Your objective => Using the material below, work out how many lines contain the word "JSON". Reply with the number and nothing more.

==============================

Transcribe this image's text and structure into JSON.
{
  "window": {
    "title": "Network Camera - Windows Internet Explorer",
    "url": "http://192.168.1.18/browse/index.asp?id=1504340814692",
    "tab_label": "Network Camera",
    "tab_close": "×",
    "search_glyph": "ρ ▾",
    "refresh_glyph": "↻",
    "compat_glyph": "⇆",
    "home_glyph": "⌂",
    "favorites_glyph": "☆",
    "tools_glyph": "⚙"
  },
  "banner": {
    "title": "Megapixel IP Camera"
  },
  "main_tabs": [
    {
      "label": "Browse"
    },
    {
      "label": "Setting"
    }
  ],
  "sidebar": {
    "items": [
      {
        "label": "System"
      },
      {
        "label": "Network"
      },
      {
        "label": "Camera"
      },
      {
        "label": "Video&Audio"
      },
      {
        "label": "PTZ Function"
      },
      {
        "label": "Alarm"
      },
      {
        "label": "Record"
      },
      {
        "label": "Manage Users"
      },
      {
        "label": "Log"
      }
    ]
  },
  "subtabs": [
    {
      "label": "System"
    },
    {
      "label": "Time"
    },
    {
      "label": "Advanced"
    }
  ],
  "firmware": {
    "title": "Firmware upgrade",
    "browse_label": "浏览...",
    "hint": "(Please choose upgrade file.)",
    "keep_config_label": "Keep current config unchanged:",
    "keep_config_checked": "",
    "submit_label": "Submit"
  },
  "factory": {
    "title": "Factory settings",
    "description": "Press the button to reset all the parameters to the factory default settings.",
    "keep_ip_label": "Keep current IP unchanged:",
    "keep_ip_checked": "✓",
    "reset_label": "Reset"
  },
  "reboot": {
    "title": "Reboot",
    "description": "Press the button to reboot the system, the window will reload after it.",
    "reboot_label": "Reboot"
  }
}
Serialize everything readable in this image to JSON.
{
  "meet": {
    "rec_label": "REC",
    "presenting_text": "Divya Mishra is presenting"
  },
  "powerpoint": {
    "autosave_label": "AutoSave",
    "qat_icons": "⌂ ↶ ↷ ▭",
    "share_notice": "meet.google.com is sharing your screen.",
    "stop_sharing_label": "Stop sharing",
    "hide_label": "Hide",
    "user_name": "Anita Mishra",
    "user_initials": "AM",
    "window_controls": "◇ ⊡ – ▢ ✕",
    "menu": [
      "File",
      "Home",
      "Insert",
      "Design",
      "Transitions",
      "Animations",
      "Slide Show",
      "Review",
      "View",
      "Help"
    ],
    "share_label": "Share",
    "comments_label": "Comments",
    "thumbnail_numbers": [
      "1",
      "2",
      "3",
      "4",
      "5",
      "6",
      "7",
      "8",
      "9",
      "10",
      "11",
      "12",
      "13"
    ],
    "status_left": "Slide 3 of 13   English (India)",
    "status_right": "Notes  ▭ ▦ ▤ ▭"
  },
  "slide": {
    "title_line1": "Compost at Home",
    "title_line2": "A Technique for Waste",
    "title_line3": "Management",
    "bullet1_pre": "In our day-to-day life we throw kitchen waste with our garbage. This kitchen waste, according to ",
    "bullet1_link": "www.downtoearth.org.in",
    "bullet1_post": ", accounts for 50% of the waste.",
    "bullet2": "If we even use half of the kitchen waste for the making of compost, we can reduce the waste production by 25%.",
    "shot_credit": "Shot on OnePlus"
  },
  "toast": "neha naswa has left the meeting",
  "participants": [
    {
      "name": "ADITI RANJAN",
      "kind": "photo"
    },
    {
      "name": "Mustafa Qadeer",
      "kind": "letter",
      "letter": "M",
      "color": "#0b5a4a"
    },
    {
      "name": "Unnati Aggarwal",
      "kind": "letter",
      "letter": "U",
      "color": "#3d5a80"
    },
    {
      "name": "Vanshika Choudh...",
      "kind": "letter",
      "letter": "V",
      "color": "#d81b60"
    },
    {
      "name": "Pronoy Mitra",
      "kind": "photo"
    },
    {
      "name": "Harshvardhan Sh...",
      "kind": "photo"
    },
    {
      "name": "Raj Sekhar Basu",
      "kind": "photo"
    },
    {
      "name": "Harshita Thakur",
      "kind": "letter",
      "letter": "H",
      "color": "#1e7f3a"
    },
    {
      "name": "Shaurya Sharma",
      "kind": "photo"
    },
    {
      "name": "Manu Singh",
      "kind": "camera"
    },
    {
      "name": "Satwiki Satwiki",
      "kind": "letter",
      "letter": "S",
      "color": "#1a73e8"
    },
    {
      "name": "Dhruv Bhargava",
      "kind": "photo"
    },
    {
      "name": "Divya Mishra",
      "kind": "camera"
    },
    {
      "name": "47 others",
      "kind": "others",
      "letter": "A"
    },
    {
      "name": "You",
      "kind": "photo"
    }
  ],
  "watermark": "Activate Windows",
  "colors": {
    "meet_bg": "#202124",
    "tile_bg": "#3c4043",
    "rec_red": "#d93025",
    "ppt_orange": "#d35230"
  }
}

==============================

The result => 2